- [What you will do]: Pick out each line of the records that includes the string "text", and copy it.

—————

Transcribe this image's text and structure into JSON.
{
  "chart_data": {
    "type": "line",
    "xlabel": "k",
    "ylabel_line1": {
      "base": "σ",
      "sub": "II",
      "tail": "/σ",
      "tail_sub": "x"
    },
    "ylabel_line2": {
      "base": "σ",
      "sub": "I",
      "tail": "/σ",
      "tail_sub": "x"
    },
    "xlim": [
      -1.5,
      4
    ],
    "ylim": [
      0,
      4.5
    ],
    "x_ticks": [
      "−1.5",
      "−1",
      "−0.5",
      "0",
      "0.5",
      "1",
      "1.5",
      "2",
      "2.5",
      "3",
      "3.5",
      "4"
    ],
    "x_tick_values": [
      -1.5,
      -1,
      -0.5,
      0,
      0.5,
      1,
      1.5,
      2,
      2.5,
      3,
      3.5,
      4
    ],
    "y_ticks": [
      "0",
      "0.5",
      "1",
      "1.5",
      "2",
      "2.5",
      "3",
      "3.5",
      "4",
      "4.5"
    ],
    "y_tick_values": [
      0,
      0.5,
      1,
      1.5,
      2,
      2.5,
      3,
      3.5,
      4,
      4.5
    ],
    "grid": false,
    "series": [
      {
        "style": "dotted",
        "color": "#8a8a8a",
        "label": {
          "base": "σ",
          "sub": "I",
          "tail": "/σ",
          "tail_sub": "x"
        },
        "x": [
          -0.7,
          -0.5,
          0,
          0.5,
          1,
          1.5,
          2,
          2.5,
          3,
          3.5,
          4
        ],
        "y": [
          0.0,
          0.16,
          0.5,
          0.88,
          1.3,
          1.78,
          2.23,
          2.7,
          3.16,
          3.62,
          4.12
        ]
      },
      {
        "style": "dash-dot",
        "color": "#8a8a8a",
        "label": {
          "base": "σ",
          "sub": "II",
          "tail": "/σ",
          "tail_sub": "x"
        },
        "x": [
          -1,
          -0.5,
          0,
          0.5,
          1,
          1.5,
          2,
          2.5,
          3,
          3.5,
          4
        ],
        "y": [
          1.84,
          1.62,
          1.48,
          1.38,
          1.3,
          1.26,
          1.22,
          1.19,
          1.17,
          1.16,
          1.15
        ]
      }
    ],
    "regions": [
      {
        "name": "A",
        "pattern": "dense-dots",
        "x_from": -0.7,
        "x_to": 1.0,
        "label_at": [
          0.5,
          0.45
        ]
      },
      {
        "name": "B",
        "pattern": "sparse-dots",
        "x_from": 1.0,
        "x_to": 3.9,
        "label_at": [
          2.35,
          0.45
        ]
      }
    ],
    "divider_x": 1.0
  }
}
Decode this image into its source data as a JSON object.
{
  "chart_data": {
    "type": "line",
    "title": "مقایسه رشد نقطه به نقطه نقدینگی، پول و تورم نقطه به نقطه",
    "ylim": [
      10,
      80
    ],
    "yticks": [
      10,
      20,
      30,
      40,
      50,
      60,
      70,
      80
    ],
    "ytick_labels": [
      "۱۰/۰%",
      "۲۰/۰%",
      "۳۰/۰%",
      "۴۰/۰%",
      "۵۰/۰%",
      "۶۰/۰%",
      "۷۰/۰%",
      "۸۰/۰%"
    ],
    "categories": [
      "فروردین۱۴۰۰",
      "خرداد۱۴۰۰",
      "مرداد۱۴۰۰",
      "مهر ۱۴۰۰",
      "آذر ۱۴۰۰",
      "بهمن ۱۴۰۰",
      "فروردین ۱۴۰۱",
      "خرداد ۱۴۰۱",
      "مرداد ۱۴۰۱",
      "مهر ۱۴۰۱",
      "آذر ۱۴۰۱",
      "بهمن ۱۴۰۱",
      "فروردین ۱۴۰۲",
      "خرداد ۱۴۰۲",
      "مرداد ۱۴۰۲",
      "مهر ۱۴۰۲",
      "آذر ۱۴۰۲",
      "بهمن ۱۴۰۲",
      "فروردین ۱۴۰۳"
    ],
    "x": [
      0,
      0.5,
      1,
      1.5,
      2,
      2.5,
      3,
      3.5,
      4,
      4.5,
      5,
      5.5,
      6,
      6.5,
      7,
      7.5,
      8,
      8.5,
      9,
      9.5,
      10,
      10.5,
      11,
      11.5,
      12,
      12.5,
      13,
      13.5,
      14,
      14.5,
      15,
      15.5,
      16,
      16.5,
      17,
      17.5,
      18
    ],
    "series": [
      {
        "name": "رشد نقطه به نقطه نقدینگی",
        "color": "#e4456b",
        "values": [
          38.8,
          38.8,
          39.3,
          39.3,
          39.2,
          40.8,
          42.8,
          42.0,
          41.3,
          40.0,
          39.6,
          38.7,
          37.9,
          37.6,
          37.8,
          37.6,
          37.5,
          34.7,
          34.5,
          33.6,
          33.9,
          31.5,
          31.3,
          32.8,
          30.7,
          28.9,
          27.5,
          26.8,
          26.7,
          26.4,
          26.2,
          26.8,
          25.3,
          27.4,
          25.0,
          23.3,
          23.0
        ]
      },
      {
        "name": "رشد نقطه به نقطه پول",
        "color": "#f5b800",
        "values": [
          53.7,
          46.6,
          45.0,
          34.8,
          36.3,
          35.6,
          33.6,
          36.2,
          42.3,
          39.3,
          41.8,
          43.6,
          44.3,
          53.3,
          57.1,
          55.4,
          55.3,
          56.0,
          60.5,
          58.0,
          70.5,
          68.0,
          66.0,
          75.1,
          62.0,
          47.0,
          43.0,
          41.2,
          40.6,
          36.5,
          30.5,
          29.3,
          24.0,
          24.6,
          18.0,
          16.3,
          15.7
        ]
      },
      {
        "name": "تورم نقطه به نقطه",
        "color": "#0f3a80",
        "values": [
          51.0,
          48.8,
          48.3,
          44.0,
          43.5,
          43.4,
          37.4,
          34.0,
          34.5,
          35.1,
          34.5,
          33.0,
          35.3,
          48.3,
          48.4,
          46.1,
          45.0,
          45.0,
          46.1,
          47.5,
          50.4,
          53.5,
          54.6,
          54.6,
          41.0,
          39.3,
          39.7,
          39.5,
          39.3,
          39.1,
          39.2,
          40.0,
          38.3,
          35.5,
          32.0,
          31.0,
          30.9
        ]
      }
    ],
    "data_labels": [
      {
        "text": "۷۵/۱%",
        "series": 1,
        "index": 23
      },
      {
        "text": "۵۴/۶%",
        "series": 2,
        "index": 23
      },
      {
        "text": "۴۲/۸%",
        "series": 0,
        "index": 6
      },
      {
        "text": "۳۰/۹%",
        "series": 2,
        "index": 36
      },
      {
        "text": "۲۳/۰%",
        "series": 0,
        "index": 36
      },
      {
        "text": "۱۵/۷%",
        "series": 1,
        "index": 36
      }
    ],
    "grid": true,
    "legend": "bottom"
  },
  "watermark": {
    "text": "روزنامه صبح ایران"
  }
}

—————

- [The completed task]:
Transcribe this image's text and structure into JSON.
        "text": "۷۵/۱%",
        "text": "۵۴/۶%",
        "text": "۴۲/۸%",
        "text": "۳۰/۹%",
        "text": "۲۳/۰%",
        "text": "۱۵/۷%",
    "text": "روزنامه صبح ایران"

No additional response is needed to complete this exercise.